PROBLEM TO WORK ON: Collect each line holding the string "Методы".

EXTRACTED DATA:
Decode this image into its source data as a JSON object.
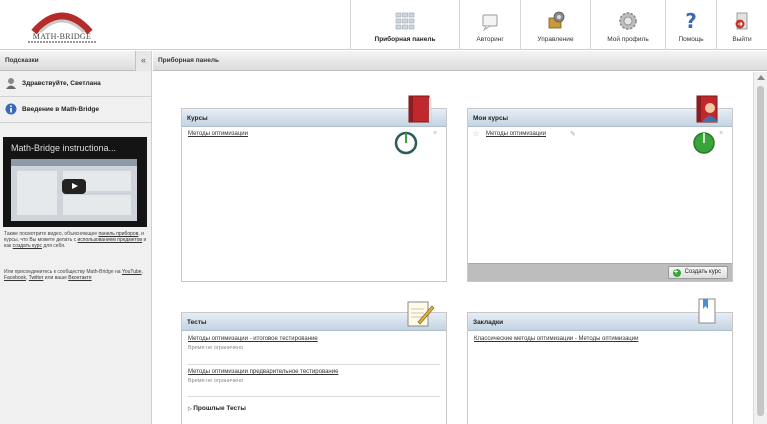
{
  "header": {
    "logo_text": "MATH-BRIDGE",
    "nav": [
      {
        "key": "dashboard",
        "label": "Приборная панель",
        "icon": "dashboard-grid-icon",
        "active": true
      },
      {
        "key": "author",
        "label": "Авторинг",
        "icon": "authoring-icon",
        "active": false
      },
      {
        "key": "management",
        "label": "Управление",
        "icon": "management-icon",
        "active": false
      },
      {
        "key": "profile",
        "label": "Мой профиль",
        "icon": "profile-gear-icon",
        "active": false
      },
      {
        "key": "help",
        "label": "Помощь",
        "icon": "help-icon",
        "active": false
      },
      {
        "key": "logout",
        "label": "Выйти",
        "icon": "logout-icon",
        "active": false
      }
    ]
  },
  "sidebar": {
    "title": "Подсказки",
    "collapse": "«",
    "greeting": "Здравствуйте, Светлана",
    "intro": "Введение в Math-Bridge",
    "video_title": "Math-Bridge instructiona...",
    "note1": {
      "t1": "Также посмотрите видео, объясняющее",
      "l1": "панель приборов",
      "t2": ", и курсы, что Вы можете делать с",
      "l2": "использованием предметов",
      "t3": " и как",
      "l3": "создать курс",
      "t4": " для себя."
    },
    "note2": {
      "t1": "Или присоединитесь к сообществу Math-Bridge на ",
      "l1": "YouTube",
      "sep1": ", ",
      "l2": "Facebook",
      "sep2": ", ",
      "l3": "Twitter",
      "t2": " или ваше ",
      "l4": "Вконтакте"
    }
  },
  "main": {
    "header_title": "Приборная панель",
    "panels": {
      "courses": {
        "title": "Курсы",
        "link": "Методы оптимизации",
        "icon": "book-icon"
      },
      "my_courses": {
        "title": "Мои курсы",
        "link": "Методы оптимизации",
        "icon": "book-user-icon",
        "create_button": "Создать курс"
      },
      "tests": {
        "title": "Тесты",
        "items": [
          {
            "link": "Методы оптимизации - итоговое тестирование",
            "sub": "Время не ограничено"
          },
          {
            "link": "Методы оптимизации предварительное тестирование",
            "sub": "Время не ограничено"
          }
        ],
        "past": "Прошлые Тесты",
        "icon": "notepad-pencil-icon"
      },
      "bookmarks": {
        "title": "Закладки",
        "link": "Классические методы оптимизации - Методы оптимизации",
        "icon": "bookmark-page-icon"
      }
    }
  },
  "colors": {
    "accent_red": "#b52a2a",
    "panel_header": "#c4d3e2",
    "progress_green": "#3aa33a",
    "progress_dark": "#2d5a5a"
  }
}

CORRECT OUTPUT:
        "link": "Методы оптимизации",
        "link": "Методы оптимизации",
            "link": "Методы оптимизации - итоговое тестирование",
            "link": "Методы оптимизации предварительное тестирование",
        "link": "Классические методы оптимизации - Методы оптимизации",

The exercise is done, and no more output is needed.